* Task statement: Extract the complete listing and output it unchanged.

____ Records

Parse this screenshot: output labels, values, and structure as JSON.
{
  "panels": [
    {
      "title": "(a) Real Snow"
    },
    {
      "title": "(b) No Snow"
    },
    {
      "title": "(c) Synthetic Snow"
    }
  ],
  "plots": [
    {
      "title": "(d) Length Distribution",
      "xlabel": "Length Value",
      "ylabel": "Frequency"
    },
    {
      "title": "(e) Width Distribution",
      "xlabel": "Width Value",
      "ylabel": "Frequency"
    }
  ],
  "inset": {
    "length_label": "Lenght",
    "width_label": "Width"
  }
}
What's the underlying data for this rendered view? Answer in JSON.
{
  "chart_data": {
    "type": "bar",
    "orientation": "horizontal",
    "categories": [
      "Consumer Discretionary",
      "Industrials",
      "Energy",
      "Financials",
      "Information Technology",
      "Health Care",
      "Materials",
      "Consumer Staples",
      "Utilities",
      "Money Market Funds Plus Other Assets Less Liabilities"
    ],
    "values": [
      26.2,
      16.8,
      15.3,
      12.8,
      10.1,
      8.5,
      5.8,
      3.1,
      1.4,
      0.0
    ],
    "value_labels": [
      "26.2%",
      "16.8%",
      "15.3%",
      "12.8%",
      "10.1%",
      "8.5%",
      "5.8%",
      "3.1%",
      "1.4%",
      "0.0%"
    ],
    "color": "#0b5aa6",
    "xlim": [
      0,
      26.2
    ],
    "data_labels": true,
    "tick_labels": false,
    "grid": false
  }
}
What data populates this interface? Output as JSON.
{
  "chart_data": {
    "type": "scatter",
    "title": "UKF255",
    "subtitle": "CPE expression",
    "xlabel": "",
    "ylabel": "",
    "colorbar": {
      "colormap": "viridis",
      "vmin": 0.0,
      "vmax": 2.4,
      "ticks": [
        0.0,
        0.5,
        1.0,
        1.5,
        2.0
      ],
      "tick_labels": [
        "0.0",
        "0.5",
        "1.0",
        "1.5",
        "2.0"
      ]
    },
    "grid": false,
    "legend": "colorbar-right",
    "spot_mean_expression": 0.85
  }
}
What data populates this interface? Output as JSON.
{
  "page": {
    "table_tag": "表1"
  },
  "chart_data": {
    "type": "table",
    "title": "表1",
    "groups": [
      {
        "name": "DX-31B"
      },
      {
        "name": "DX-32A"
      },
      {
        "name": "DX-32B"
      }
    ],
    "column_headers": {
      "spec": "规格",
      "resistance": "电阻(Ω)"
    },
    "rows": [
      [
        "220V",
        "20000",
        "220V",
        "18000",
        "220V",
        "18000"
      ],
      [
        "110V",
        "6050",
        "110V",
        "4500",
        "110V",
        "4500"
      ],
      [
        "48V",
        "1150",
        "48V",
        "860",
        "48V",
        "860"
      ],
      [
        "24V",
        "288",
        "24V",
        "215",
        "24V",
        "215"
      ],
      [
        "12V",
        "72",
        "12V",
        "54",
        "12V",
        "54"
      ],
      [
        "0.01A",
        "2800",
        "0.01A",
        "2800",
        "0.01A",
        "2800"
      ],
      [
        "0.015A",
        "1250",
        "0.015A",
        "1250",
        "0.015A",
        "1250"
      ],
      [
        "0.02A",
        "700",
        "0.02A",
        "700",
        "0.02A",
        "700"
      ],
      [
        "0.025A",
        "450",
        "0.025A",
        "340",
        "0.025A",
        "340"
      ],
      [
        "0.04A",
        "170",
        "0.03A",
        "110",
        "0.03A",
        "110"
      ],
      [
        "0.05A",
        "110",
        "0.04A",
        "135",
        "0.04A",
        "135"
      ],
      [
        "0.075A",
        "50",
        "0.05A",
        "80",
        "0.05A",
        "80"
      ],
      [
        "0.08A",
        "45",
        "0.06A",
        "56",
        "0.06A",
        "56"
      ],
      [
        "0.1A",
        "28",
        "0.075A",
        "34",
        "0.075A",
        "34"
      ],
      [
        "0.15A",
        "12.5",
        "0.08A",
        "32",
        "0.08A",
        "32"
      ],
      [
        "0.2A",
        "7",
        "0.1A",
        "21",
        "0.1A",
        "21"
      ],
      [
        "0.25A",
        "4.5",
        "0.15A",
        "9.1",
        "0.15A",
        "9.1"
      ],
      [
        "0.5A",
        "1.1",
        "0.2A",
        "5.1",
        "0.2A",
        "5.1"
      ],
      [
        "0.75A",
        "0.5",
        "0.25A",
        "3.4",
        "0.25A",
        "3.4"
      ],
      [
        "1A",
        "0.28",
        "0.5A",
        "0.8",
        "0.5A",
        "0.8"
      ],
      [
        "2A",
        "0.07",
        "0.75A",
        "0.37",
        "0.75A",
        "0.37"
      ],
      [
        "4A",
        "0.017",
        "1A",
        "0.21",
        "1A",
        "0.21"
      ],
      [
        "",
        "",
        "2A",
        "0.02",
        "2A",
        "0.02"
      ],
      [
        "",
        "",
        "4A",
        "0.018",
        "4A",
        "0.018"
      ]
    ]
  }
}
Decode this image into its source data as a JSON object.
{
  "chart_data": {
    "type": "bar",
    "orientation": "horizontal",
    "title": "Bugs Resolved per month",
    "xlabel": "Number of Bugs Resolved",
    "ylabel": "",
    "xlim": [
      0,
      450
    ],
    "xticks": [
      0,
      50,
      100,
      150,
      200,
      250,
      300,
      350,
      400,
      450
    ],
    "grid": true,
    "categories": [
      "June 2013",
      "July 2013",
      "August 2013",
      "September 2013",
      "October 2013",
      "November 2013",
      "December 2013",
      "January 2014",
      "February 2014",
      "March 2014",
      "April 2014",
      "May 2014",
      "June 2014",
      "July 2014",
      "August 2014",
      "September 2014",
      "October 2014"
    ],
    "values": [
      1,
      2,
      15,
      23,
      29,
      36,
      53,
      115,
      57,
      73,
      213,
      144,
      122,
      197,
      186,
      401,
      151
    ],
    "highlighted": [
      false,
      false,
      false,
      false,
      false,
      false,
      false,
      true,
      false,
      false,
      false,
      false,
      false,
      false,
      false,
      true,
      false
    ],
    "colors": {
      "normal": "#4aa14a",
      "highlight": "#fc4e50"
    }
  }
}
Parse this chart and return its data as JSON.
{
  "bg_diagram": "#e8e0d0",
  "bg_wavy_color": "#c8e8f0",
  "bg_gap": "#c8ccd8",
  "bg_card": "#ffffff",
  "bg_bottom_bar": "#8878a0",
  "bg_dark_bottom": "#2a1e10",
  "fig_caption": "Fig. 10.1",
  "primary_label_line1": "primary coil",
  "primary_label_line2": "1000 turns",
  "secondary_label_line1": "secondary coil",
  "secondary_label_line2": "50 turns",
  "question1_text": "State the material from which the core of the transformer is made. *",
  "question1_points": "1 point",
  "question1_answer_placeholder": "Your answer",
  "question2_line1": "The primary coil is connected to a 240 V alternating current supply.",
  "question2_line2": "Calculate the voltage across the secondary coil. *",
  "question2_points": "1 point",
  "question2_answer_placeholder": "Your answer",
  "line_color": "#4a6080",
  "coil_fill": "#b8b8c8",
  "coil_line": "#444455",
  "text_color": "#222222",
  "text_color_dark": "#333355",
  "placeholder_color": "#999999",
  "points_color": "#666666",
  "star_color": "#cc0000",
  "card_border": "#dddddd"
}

________

* Answer to the problem:
Parse this screenshot: output labels, values, and structure as JSON.
{
  "panels": [
    {
      "title": "(a) Real Snow"
    },
    {
      "title": "(b) No Snow"
    },
    {
      "title": "(c) Synthetic Snow"
    }
  ],
  "plots": [
    {
      "title": "(d) Length Distribution",
      "xlabel": "Length Value",
      "ylabel": "Frequency"
    },
    {
      "title": "(e) Width Distribution",
      "xlabel": "Width Value",
      "ylabel": "Frequency"
    }
  ],
  "inset": {
    "length_label": "Lenght",
    "width_label": "Width"
  }
}
What's the underlying data for this rendered view? Answer in JSON.
{
  "chart_data": {
    "type": "bar",
    "orientation": "horizontal",
    "categories": [
      "Consumer Discretionary",
      "Industrials",
      "Energy",
      "Financials",
      "Information Technology",
      "Health Care",
      "Materials",
      "Consumer Staples",
      "Utilities",
      "Money Market Funds Plus Other Assets Less Liabilities"
    ],
    "values": [
      26.2,
      16.8,
      15.3,
      12.8,
      10.1,
      8.5,
      5.8,
      3.1,
      1.4,
      0.0
    ],
    "value_labels": [
      "26.2%",
      "16.8%",
      "15.3%",
      "12.8%",
      "10.1%",
      "8.5%",
      "5.8%",
      "3.1%",
      "1.4%",
      "0.0%"
    ],
    "color": "#0b5aa6",
    "xlim": [
      0,
      26.2
    ],
    "data_labels": true,
    "tick_labels": false,
    "grid": false
  }
}
What data populates this interface? Output as JSON.
{
  "chart_data": {
    "type": "scatter",
    "title": "UKF255",
    "subtitle": "CPE expression",
    "xlabel": "",
    "ylabel": "",
    "colorbar": {
      "colormap": "viridis",
      "vmin": 0.0,
      "vmax": 2.4,
      "ticks": [
        0.0,
        0.5,
        1.0,
        1.5,
        2.0
      ],
      "tick_labels": [
        "0.0",
        "0.5",
        "1.0",
        "1.5",
        "2.0"
      ]
    },
    "grid": false,
    "legend": "colorbar-right",
    "spot_mean_expression": 0.85
  }
}
What data populates this interface? Output as JSON.
{
  "page": {
    "table_tag": "表1"
  },
  "chart_data": {
    "type": "table",
    "title": "表1",
    "groups": [
      {
        "name": "DX-31B"
      },
      {
        "name": "DX-32A"
      },
      {
        "name": "DX-32B"
      }
    ],
    "column_headers": {
      "spec": "规格",
      "resistance": "电阻(Ω)"
    },
    "rows": [
      [
        "220V",
        "20000",
        "220V",
        "18000",
        "220V",
        "18000"
      ],
      [
        "110V",
        "6050",
        "110V",
        "4500",
        "110V",
        "4500"
      ],
      [
        "48V",
        "1150",
        "48V",
        "860",
        "48V",
        "860"
      ],
      [
        "24V",
        "288",
        "24V",
        "215",
        "24V",
        "215"
      ],
      [
        "12V",
        "72",
        "12V",
        "54",
        "12V",
        "54"
      ],
      [
        "0.01A",
        "2800",
        "0.01A",
        "2800",
        "0.01A",
        "2800"
      ],
      [
        "0.015A",
        "1250",
        "0.015A",
        "1250",
        "0.015A",
        "1250"
      ],
      [
        "0.02A",
        "700",
        "0.02A",
        "700",
        "0.02A",
        "700"
      ],
      [
        "0.025A",
        "450",
        "0.025A",
        "340",
        "0.025A",
        "340"
      ],
      [
        "0.04A",
        "170",
        "0.03A",
        "110",
        "0.03A",
        "110"
      ],
      [
        "0.05A",
        "110",
        "0.04A",
        "135",
        "0.04A",
        "135"
      ],
      [
        "0.075A",
        "50",
        "0.05A",
        "80",
        "0.05A",
        "80"
      ],
      [
        "0.08A",
        "45",
        "0.06A",
        "56",
        "0.06A",
        "56"
      ],
      [
        "0.1A",
        "28",
        "0.075A",
        "34",
        "0.075A",
        "34"
      ],
      [
        "0.15A",
        "12.5",
        "0.08A",
        "32",
        "0.08A",
        "32"
      ],
      [
        "0.2A",
        "7",
        "0.1A",
        "21",
        "0.1A",
        "21"
      ],
      [
        "0.25A",
        "4.5",
        "0.15A",
        "9.1",
        "0.15A",
        "9.1"
      ],
      [
        "0.5A",
        "1.1",
        "0.2A",
        "5.1",
        "0.2A",
        "5.1"
      ],
      [
        "0.75A",
        "0.5",
        "0.25A",
        "3.4",
        "0.25A",
        "3.4"
      ],
      [
        "1A",
        "0.28",
        "0.5A",
        "0.8",
        "0.5A",
        "0.8"
      ],
      [
        "2A",
        "0.07",
        "0.75A",
        "0.37",
        "0.75A",
        "0.37"
      ],
      [
        "4A",
        "0.017",
        "1A",
        "0.21",
        "1A",
        "0.21"
      ],
      [
        "",
        "",
        "2A",
        "0.02",
        "2A",
        "0.02"
      ],
      [
        "",
        "",
        "4A",
        "0.018",
        "4A",
        "0.018"
      ]
    ]
  }
}
Decode this image into its source data as a JSON object.
{
  "chart_data": {
    "type": "bar",
    "orientation": "horizontal",
    "title": "Bugs Resolved per month",
    "xlabel": "Number of Bugs Resolved",
    "ylabel": "",
    "xlim": [
      0,
      450
    ],
    "xticks": [
      0,
      50,
      100,
      150,
      200,
      250,
      300,
      350,
      400,
      450
    ],
    "grid": true,
    "categories": [
      "June 2013",
      "July 2013",
      "August 2013",
      "September 2013",
      "October 2013",
      "November 2013",
      "December 2013",
      "January 2014",
      "February 2014",
      "March 2014",
      "April 2014",
      "May 2014",
      "June 2014",
      "July 2014",
      "August 2014",
      "September 2014",
      "October 2014"
    ],
    "values": [
      1,
      2,
      15,
      23,
      29,
      36,
      53,
      115,
      57,
      73,
      213,
      144,
      122,
      197,
      186,
      401,
      151
    ],
    "highlighted": [
      false,
      false,
      false,
      false,
      false,
      false,
      false,
      true,
      false,
      false,
      false,
      false,
      false,
      false,
      false,
      true,
      false
    ],
    "colors": {
      "normal": "#4aa14a",
      "highlight": "#fc4e50"
    }
  }
}
Parse this chart and return its data as JSON.
{
  "bg_diagram": "#e8e0d0",
  "bg_wavy_color": "#c8e8f0",
  "bg_gap": "#c8ccd8",
  "bg_card": "#ffffff",
  "bg_bottom_bar": "#8878a0",
  "bg_dark_bottom": "#2a1e10",
  "fig_caption": "Fig. 10.1",
  "primary_label_line1": "primary coil",
  "primary_label_line2": "1000 turns",
  "secondary_label_line1": "secondary coil",
  "secondary_label_line2": "50 turns",
  "question1_text": "State the material from which the core of the transformer is made. *",
  "question1_points": "1 point",
  "question1_answer_placeholder": "Your answer",
  "question2_line1": "The primary coil is connected to a 240 V alternating current supply.",
  "question2_line2": "Calculate the voltage across the secondary coil. *",
  "question2_points": "1 point",
  "question2_answer_placeholder": "Your answer",
  "line_color": "#4a6080",
  "coil_fill": "#b8b8c8",
  "coil_line": "#444455",
  "text_color": "#222222",
  "text_color_dark": "#333355",
  "placeholder_color": "#999999",
  "points_color": "#666666",
  "star_color": "#cc0000",
  "card_border": "#dddddd"
}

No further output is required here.